--- REQUEST ---
Print each line of the listing once more, precisely as given.

--- RECORDS FOR THIS TASK ---
::::

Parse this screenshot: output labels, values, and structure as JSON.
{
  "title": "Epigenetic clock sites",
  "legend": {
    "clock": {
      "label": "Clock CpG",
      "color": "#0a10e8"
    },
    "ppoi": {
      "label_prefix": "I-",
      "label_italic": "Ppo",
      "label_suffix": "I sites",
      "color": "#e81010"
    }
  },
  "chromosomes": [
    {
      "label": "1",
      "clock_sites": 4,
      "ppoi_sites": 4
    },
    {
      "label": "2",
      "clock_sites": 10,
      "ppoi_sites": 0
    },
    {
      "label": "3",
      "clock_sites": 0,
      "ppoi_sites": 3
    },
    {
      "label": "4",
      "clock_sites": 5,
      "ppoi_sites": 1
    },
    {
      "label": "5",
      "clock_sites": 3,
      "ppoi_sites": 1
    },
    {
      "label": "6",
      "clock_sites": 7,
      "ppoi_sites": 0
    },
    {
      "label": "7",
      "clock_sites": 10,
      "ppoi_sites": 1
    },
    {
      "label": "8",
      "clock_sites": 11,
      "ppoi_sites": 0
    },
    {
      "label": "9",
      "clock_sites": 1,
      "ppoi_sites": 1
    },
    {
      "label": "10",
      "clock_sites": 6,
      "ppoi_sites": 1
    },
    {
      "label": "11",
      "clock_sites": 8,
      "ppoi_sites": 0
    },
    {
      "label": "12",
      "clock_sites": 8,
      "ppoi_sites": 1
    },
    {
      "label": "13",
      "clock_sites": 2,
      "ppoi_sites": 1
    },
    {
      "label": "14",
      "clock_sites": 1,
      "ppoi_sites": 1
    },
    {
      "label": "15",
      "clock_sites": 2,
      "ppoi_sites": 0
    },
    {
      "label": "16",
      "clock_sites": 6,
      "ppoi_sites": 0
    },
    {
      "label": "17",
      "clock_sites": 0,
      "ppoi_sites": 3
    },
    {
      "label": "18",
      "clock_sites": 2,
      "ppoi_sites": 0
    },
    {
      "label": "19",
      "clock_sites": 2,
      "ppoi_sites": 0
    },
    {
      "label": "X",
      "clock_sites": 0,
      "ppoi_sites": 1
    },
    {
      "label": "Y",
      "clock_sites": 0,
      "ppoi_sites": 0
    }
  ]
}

::::

--- THE ANSWER ---
Parse this screenshot: output labels, values, and structure as JSON.
{
  "title": "Epigenetic clock sites",
  "legend": {
    "clock": {
      "label": "Clock CpG",
      "color": "#0a10e8"
    },
    "ppoi": {
      "label_prefix": "I-",
      "label_italic": "Ppo",
      "label_suffix": "I sites",
      "color": "#e81010"
    }
  },
  "chromosomes": [
    {
      "label": "1",
      "clock_sites": 4,
      "ppoi_sites": 4
    },
    {
      "label": "2",
      "clock_sites": 10,
      "ppoi_sites": 0
    },
    {
      "label": "3",
      "clock_sites": 0,
      "ppoi_sites": 3
    },
    {
      "label": "4",
      "clock_sites": 5,
      "ppoi_sites": 1
    },
    {
      "label": "5",
      "clock_sites": 3,
      "ppoi_sites": 1
    },
    {
      "label": "6",
      "clock_sites": 7,
      "ppoi_sites": 0
    },
    {
      "label": "7",
      "clock_sites": 10,
      "ppoi_sites": 1
    },
    {
      "label": "8",
      "clock_sites": 11,
      "ppoi_sites": 0
    },
    {
      "label": "9",
      "clock_sites": 1,
      "ppoi_sites": 1
    },
    {
      "label": "10",
      "clock_sites": 6,
      "ppoi_sites": 1
    },
    {
      "label": "11",
      "clock_sites": 8,
      "ppoi_sites": 0
    },
    {
      "label": "12",
      "clock_sites": 8,
      "ppoi_sites": 1
    },
    {
      "label": "13",
      "clock_sites": 2,
      "ppoi_sites": 1
    },
    {
      "label": "14",
      "clock_sites": 1,
      "ppoi_sites": 1
    },
    {
      "label": "15",
      "clock_sites": 2,
      "ppoi_sites": 0
    },
    {
      "label": "16",
      "clock_sites": 6,
      "ppoi_sites": 0
    },
    {
      "label": "17",
      "clock_sites": 0,
      "ppoi_sites": 3
    },
    {
      "label": "18",
      "clock_sites": 2,
      "ppoi_sites": 0
    },
    {
      "label": "19",
      "clock_sites": 2,
      "ppoi_sites": 0
    },
    {
      "label": "X",
      "clock_sites": 0,
      "ppoi_sites": 1
    },
    {
      "label": "Y",
      "clock_sites": 0,
      "ppoi_sites": 0
    }
  ]
}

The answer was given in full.